[Data items]

(begin)

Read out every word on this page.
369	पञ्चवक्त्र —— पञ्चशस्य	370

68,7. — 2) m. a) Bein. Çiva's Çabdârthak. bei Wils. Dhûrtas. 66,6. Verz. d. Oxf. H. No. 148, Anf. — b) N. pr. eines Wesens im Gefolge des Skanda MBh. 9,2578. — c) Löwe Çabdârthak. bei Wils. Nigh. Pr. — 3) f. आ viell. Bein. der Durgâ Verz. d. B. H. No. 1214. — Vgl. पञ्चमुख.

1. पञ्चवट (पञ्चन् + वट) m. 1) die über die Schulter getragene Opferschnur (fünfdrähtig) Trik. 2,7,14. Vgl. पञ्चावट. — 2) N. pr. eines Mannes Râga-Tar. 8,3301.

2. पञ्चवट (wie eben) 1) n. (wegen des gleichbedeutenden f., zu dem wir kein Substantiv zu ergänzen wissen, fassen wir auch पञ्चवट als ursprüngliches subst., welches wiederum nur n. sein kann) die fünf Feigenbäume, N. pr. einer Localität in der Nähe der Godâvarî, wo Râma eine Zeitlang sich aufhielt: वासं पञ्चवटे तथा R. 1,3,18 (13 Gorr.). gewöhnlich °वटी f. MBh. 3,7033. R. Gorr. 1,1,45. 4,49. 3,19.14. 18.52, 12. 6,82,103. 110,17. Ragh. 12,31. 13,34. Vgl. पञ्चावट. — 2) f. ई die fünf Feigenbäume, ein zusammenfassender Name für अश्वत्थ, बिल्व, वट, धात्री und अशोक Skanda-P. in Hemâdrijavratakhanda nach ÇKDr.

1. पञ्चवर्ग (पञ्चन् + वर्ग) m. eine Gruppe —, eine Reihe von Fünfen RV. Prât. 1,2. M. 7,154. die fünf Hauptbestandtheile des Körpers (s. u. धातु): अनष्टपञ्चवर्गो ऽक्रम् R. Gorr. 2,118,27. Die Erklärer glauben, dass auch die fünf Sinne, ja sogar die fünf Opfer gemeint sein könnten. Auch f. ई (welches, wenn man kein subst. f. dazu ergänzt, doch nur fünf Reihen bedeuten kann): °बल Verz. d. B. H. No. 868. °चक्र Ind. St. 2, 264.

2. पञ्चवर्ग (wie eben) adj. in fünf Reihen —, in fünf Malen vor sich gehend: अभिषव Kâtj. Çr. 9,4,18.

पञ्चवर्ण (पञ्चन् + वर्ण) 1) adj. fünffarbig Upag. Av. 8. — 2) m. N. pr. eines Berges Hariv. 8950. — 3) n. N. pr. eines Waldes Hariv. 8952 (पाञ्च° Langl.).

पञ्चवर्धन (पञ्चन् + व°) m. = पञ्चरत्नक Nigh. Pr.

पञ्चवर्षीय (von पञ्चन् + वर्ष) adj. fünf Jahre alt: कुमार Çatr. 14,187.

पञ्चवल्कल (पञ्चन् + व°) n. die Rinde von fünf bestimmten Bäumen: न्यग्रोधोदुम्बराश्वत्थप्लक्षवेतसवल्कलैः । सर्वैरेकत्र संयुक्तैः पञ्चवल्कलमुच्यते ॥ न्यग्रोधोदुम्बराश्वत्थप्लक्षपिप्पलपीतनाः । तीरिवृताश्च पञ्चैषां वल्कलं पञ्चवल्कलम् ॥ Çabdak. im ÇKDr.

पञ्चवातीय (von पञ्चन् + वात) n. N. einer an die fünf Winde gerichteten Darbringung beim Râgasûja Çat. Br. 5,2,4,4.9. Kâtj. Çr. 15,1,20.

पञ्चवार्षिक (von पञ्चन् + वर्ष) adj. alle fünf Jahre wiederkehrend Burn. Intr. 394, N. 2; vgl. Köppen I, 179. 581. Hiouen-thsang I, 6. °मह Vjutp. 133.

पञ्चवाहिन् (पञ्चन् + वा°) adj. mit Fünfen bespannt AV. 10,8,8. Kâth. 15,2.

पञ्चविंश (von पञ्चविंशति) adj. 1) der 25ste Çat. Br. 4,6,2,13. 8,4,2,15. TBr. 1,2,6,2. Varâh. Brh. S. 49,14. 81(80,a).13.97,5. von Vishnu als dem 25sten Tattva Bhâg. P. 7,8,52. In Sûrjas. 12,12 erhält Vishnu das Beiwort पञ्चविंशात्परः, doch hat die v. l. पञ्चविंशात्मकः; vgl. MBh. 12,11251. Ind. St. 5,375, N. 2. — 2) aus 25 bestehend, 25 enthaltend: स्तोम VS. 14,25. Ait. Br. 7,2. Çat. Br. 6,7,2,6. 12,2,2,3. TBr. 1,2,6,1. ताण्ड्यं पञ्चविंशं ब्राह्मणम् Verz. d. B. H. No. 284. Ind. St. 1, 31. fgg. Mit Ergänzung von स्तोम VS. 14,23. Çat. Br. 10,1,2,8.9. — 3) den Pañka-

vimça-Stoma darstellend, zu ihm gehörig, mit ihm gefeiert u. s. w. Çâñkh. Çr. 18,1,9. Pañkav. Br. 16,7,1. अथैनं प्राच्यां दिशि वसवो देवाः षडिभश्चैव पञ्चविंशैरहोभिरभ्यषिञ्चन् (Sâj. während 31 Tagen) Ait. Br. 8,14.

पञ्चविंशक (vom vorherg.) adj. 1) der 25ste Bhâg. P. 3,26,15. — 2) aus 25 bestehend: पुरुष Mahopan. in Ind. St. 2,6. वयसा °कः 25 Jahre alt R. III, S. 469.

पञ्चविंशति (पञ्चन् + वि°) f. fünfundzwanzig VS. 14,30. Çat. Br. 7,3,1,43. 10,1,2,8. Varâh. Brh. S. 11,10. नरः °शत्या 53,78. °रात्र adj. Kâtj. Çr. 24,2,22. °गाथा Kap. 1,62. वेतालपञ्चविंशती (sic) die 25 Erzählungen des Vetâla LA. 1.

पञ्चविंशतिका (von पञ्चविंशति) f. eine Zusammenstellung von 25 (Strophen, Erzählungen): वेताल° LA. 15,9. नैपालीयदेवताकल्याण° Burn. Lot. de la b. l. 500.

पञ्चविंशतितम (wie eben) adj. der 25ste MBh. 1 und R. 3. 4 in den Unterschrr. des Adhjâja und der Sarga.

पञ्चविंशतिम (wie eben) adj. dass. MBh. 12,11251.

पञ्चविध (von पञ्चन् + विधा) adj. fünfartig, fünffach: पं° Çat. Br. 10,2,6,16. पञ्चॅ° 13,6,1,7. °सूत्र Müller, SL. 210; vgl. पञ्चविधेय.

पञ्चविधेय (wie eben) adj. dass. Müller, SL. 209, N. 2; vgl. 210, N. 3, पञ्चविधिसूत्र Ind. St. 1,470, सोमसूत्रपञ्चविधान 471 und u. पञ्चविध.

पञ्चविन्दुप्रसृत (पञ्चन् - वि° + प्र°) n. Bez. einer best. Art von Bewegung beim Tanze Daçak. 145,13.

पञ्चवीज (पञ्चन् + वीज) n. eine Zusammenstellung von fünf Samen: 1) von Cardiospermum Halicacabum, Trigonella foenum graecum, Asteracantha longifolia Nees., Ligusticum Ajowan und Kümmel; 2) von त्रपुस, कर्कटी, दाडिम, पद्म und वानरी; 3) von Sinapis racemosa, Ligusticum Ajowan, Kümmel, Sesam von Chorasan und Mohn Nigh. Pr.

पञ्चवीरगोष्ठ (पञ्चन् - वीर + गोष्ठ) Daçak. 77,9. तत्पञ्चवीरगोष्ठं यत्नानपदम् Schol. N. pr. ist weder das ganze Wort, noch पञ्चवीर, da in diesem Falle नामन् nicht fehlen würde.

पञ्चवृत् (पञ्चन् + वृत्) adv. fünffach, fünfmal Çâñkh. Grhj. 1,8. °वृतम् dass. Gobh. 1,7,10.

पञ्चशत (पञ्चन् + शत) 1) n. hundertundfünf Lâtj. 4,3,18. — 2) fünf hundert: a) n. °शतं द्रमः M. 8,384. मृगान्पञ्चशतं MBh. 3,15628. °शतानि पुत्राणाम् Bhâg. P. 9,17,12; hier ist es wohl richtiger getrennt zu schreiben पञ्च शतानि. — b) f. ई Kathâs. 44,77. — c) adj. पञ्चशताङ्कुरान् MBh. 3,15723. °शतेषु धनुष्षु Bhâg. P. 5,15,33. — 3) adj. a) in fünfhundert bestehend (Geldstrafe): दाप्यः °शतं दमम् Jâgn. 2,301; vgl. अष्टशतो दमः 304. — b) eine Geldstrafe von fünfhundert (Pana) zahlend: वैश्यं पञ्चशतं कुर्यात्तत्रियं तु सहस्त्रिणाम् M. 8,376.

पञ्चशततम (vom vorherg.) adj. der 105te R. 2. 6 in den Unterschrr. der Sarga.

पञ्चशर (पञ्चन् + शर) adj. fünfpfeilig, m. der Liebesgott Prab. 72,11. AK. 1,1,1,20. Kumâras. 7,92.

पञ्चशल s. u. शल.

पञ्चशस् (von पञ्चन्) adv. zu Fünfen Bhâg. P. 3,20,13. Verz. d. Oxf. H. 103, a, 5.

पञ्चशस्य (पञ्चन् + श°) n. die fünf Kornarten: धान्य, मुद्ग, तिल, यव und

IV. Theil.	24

(end)

▶ _PROBLEM TO WORK ON_
Find the lines holding "vorherg" and list every one.

▶ _EXPECTED ANSWER_
पञ्चविंशक (vom vorherg.) adj. 1) der 25ste Bhâg. P. 3,26,15. — 2) aus 25 bestehend: पुरुष Mahopan. in Ind. St. 2,6. वयसा °कः 25 Jahre alt R. III, S. 469.
पञ्चशततम (vom vorherg.) adj. der 105te R. 2. 6 in den Unterschrr. der Sarga.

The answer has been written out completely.